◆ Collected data

▬▬▬▬▬▬▬▬▬▬

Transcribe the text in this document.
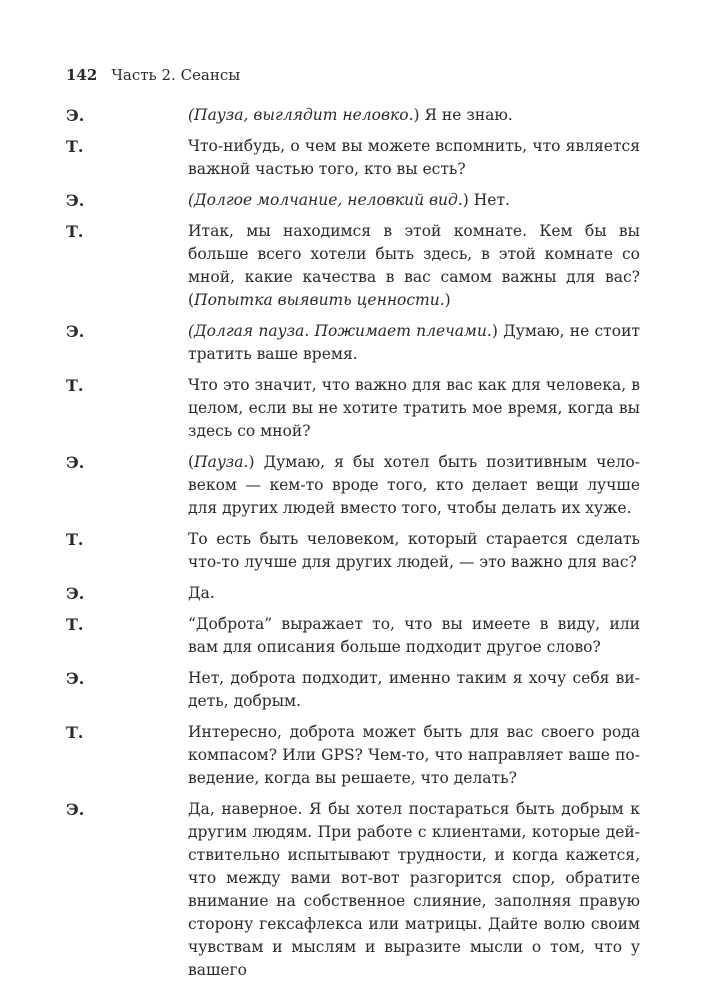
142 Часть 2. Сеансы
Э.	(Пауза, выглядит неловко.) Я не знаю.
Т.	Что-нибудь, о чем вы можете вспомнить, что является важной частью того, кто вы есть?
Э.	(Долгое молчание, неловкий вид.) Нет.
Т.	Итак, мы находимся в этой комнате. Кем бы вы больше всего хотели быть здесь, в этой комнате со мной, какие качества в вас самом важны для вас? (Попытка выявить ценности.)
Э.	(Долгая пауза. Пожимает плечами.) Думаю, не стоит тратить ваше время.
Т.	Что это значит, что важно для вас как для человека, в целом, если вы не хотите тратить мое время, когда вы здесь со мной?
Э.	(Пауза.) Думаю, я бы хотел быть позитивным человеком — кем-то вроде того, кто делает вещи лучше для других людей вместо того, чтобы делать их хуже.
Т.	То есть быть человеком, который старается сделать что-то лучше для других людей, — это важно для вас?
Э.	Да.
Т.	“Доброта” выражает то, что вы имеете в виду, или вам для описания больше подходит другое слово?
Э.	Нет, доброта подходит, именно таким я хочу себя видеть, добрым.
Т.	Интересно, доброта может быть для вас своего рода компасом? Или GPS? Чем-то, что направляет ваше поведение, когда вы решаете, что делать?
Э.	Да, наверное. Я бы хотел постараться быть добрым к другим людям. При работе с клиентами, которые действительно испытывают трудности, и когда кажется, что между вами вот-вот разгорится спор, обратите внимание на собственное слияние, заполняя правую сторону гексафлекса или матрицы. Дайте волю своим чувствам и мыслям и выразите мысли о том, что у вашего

▬▬▬▬▬▬▬▬▬▬

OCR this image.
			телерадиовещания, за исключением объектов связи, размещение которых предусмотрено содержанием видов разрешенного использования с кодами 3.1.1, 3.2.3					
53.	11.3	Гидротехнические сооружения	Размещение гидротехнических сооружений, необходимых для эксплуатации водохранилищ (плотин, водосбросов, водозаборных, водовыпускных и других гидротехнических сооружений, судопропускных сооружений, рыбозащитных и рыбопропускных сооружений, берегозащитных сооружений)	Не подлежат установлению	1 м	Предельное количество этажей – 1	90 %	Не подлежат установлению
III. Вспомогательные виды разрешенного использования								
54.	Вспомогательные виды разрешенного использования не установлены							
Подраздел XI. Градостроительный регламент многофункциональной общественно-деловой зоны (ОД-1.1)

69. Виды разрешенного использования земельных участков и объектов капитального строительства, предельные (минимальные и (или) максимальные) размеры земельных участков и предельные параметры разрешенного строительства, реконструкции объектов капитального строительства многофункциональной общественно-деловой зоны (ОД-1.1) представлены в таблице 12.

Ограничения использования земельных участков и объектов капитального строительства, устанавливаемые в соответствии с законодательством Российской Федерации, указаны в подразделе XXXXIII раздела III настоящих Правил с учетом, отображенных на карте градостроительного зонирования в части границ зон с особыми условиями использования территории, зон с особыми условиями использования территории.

▬▬▬▬▬▬▬▬▬▬

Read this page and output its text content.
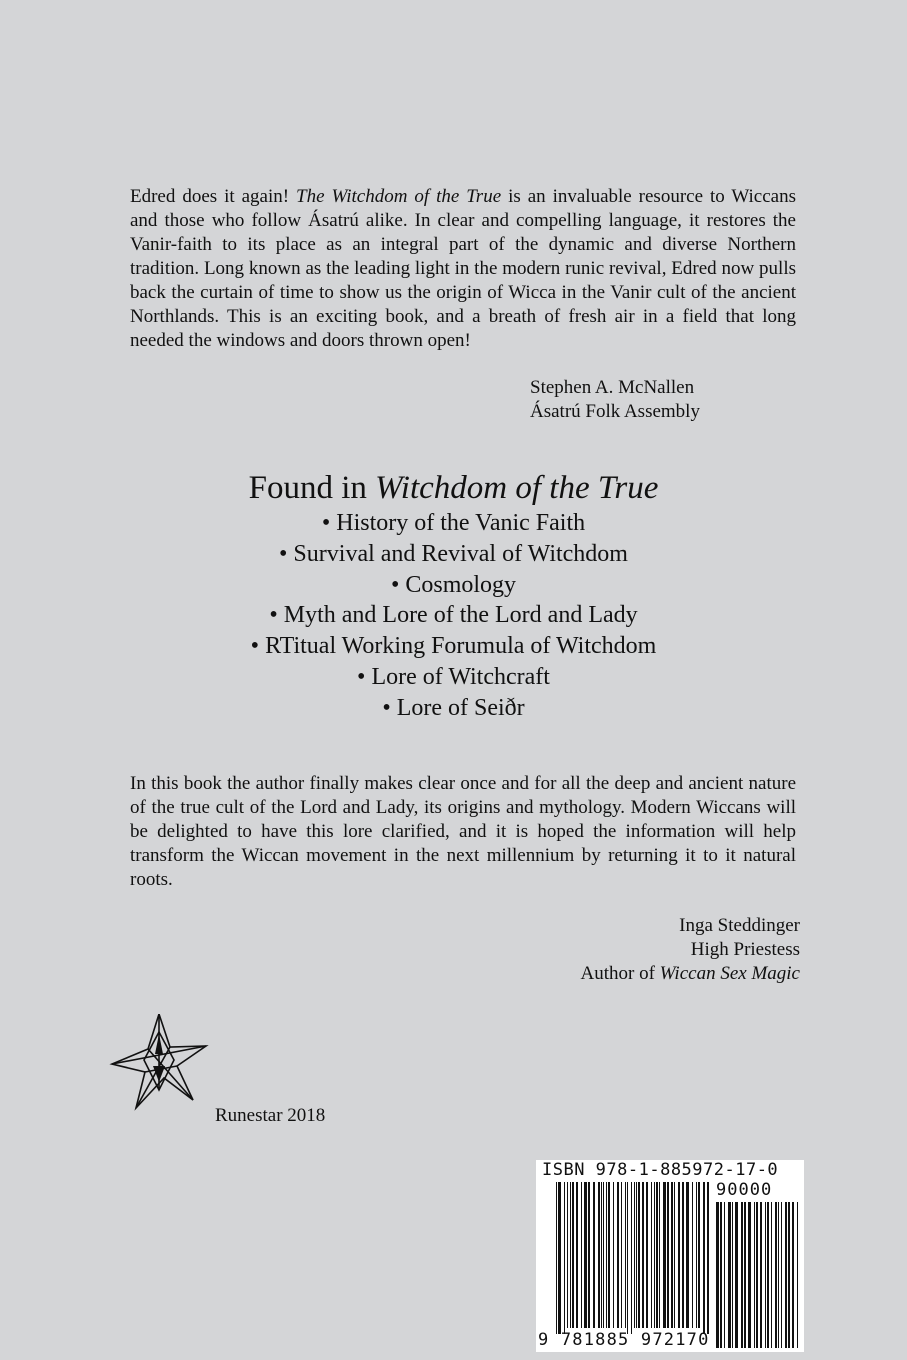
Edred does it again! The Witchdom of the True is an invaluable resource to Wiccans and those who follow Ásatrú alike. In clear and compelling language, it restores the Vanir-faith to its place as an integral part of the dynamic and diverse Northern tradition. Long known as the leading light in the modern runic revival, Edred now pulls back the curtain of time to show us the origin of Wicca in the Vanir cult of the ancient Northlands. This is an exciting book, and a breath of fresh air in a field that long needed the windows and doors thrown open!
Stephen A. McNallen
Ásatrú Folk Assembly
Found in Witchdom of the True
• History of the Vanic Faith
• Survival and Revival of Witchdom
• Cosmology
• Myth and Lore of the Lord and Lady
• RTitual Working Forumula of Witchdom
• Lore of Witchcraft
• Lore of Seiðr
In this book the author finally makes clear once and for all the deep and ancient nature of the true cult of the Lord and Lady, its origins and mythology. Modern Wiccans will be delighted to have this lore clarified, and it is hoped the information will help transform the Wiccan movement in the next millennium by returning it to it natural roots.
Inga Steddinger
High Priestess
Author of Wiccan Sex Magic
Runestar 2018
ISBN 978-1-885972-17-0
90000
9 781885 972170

▬▬▬▬▬▬▬▬▬▬

◆ Aim
Using the material above, report each line where "объектов" occurs.

◆ Worked answer
			телерадиовещания, за исключением объектов связи, размещение которых предусмотрено содержанием видов разрешенного использования с кодами 3.1.1, 3.2.3					
69. Виды разрешенного использования земельных участков и объектов капитального строительства, предельные (минимальные и (или) максимальные) размеры земельных участков и предельные параметры разрешенного строительства, реконструкции объектов капитального строительства многофункциональной общественно-деловой зоны (ОД-1.1) представлены в таблице 12.
Ограничения использования земельных участков и объектов капитального строительства, устанавливаемые в соответствии с законодательством Российской Федерации, указаны в подразделе XXXXIII раздела III настоящих Правил с учетом, отображенных на карте градостроительного зонирования в части границ зон с особыми условиями использования территории, зон с особыми условиями использования территории.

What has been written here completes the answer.